- Job:
Collect every line that includes the string "Leading".

- Input material:
— begin —

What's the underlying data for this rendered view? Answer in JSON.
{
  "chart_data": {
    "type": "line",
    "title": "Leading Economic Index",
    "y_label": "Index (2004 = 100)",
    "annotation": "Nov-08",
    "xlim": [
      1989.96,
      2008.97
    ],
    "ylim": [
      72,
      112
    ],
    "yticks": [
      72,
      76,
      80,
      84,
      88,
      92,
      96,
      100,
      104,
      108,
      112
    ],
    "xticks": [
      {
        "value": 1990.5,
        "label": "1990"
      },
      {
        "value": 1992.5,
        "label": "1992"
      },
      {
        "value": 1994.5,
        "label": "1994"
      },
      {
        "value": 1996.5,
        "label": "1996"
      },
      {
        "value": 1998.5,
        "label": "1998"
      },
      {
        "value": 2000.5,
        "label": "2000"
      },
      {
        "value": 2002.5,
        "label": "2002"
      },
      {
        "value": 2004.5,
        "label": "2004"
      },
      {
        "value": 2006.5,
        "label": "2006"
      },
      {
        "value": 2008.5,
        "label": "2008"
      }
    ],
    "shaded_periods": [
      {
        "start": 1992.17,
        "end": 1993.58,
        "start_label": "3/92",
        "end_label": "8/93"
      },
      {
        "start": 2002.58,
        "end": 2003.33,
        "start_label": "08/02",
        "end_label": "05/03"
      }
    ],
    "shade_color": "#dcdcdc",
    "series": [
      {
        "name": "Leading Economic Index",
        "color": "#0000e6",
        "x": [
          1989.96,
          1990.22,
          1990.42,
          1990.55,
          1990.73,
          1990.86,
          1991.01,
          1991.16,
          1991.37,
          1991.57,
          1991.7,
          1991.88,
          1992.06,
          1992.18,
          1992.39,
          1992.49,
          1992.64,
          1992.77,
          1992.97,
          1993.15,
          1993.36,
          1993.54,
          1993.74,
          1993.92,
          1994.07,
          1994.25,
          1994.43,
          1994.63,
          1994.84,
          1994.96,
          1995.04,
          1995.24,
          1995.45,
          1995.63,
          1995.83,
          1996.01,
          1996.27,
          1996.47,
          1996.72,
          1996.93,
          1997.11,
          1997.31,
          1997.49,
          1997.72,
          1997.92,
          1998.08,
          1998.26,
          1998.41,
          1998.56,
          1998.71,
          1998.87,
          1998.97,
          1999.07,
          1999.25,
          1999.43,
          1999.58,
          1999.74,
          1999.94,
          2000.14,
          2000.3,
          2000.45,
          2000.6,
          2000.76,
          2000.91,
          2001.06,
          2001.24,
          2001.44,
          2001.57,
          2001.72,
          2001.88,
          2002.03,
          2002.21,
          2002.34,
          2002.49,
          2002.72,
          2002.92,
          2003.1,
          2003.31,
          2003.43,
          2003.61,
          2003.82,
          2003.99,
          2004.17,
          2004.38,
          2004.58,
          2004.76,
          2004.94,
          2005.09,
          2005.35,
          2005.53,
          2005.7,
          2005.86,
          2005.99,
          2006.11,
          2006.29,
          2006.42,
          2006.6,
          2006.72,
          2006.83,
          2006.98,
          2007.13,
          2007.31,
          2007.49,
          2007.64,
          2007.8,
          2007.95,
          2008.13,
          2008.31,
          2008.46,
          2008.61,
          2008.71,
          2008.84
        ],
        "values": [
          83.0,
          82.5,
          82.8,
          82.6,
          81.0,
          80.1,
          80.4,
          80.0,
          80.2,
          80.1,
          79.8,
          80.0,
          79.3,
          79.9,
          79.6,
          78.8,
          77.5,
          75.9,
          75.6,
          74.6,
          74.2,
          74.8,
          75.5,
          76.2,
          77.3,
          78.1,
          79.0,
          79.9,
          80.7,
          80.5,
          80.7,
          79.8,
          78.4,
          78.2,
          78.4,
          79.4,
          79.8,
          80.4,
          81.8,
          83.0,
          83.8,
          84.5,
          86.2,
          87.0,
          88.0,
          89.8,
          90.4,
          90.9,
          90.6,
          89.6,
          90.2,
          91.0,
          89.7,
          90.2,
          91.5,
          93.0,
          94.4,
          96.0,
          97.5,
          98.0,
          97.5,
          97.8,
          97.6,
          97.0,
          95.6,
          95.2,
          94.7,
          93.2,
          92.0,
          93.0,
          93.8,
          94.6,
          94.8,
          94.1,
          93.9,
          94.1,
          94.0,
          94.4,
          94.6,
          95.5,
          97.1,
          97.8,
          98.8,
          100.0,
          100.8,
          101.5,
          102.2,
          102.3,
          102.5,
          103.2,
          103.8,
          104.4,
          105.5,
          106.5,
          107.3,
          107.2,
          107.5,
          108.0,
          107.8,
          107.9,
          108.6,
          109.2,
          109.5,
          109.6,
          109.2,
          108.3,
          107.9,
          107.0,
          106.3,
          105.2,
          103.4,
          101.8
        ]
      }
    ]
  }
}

— end —

- Solution below:
    "title": "Leading Economic Index",
        "name": "Leading Economic Index",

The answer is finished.